* Work instructions *
Pick out every line that holds the string "favoritos" and copy it.

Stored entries
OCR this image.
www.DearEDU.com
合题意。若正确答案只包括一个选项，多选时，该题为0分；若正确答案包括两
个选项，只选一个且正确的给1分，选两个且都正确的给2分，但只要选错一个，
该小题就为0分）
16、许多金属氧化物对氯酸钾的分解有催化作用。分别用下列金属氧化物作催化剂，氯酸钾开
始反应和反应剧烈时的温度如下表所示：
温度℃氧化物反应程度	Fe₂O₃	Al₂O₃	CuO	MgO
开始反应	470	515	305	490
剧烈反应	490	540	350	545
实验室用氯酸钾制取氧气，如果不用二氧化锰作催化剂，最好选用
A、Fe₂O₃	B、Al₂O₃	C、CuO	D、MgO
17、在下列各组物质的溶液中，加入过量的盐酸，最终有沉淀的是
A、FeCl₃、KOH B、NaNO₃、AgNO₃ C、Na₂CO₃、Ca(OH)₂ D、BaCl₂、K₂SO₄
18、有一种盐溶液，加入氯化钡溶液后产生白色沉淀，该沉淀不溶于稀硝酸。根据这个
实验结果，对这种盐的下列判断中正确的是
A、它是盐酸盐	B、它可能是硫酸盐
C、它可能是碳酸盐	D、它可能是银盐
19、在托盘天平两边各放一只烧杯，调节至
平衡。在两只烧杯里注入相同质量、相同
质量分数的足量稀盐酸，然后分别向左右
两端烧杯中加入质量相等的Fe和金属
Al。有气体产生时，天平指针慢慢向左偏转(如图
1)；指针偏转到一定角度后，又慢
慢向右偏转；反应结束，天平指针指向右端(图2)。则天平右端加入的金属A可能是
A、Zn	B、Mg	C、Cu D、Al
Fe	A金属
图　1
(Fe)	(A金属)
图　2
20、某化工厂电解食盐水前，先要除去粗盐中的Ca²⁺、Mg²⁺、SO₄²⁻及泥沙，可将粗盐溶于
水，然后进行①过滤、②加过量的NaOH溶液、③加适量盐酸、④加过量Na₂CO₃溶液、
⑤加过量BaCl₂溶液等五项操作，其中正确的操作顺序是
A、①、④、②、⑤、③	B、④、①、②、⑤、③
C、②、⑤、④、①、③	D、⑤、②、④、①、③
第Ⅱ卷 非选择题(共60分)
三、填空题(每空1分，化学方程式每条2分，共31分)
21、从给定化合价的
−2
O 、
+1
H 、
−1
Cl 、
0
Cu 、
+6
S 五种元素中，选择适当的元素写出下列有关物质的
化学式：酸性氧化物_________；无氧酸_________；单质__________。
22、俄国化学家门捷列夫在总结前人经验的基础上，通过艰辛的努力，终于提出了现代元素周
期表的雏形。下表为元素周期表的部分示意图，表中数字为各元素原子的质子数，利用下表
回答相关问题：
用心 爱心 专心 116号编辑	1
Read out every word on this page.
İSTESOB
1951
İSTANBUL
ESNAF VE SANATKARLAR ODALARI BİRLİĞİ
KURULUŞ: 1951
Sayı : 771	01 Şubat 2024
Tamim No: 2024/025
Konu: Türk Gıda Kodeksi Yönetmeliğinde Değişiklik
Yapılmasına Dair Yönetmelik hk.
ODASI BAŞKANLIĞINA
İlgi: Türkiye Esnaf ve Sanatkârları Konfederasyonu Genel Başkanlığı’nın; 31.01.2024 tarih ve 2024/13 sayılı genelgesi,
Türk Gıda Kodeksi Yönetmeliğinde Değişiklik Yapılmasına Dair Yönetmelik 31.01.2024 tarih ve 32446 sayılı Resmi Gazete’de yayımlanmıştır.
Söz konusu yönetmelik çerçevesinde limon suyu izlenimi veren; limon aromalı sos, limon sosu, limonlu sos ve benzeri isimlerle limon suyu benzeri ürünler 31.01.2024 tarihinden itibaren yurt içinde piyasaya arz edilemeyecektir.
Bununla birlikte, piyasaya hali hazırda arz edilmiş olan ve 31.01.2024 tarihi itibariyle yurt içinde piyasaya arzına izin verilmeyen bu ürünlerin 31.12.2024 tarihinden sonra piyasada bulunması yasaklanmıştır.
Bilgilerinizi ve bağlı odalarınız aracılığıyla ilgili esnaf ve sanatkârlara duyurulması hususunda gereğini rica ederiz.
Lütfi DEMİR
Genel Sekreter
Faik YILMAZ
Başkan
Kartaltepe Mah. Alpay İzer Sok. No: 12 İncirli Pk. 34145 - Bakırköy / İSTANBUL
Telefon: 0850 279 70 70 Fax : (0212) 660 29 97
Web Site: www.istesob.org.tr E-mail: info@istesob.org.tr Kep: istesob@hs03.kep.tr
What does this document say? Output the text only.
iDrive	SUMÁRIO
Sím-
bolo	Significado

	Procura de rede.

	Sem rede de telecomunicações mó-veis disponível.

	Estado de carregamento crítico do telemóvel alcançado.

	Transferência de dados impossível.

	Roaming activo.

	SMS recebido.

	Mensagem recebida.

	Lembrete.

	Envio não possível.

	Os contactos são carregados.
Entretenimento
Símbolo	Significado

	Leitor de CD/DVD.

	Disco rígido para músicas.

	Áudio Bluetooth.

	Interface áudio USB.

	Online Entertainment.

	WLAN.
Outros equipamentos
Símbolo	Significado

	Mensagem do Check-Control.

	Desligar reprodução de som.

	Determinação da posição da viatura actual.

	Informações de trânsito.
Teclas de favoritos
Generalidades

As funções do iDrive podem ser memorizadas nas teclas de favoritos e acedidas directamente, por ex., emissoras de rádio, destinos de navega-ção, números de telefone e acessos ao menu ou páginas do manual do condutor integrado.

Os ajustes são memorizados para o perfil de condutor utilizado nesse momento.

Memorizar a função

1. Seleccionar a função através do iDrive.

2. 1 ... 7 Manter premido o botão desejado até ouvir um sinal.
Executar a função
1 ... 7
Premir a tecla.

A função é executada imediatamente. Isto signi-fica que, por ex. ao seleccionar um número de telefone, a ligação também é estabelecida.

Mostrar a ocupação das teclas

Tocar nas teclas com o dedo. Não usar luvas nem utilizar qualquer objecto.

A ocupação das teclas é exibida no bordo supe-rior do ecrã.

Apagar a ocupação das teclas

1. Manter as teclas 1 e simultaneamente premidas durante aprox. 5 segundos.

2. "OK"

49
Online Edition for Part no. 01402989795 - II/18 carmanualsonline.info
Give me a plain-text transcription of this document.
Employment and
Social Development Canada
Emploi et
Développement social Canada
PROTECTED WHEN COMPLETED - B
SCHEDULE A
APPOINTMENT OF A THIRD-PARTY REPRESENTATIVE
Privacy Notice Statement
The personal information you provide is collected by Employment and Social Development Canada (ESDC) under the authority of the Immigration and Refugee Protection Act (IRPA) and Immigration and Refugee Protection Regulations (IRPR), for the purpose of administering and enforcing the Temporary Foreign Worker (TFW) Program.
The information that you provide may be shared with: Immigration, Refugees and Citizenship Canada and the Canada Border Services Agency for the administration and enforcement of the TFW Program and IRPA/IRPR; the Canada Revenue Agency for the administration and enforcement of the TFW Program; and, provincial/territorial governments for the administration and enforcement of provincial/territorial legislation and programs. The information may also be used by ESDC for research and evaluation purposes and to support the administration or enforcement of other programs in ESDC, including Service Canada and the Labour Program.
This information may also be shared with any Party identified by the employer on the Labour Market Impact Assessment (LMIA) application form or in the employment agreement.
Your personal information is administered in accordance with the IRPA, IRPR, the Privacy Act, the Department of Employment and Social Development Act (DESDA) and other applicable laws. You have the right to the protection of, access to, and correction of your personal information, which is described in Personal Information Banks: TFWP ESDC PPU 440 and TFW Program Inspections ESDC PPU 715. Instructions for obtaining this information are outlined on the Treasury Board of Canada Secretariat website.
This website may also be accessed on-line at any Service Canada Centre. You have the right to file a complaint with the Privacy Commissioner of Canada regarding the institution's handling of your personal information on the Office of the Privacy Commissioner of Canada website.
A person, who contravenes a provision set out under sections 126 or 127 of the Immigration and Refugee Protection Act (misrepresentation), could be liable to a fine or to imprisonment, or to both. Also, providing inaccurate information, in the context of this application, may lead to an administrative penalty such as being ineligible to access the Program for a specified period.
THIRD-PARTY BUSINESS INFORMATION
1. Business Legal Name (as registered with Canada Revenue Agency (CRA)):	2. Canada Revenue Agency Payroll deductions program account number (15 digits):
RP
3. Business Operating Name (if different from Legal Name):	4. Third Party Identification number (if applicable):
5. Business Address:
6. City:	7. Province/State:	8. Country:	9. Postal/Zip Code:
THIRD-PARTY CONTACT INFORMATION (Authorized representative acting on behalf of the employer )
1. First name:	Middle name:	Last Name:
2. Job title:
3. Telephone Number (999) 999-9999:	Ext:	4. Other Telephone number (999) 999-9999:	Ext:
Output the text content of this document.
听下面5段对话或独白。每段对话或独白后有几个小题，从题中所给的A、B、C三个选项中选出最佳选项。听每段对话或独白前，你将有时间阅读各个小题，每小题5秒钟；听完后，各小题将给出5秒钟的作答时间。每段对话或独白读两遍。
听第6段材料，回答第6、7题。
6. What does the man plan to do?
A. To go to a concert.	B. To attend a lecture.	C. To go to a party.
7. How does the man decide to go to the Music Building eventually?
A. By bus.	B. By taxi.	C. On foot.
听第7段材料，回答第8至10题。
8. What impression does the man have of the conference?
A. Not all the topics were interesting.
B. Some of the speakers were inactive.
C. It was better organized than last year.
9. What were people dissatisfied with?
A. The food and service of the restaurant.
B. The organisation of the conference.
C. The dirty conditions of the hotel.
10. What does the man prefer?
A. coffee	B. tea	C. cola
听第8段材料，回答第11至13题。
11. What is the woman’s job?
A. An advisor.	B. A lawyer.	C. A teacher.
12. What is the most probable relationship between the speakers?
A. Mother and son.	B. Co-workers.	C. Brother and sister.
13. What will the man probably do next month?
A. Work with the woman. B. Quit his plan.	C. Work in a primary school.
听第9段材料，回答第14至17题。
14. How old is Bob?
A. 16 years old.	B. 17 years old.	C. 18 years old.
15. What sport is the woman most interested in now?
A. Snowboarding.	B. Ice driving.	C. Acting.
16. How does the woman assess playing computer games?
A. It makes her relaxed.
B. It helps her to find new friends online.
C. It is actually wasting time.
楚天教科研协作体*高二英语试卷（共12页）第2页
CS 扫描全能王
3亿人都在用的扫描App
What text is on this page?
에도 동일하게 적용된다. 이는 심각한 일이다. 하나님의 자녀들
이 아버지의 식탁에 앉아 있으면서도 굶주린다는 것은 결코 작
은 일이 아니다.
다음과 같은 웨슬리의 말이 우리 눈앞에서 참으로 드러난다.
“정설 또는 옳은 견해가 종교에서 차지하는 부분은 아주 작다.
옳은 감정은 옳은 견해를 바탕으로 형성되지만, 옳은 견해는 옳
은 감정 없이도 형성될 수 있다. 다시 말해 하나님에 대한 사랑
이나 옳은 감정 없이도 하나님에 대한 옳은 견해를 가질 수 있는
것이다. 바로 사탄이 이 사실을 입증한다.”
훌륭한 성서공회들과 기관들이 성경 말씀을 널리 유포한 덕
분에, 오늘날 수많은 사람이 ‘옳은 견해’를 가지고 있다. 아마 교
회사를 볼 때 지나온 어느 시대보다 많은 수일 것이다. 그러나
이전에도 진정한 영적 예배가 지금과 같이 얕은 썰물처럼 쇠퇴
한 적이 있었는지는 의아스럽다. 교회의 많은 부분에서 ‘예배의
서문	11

* Written response *
Teclas de favoritos
As funções do iDrive podem ser memorizadas nas teclas de favoritos e acedidas directamente, por ex., emissoras de rádio, destinos de navega-ção, números de telefone e acessos ao menu ou páginas do manual do condutor integrado.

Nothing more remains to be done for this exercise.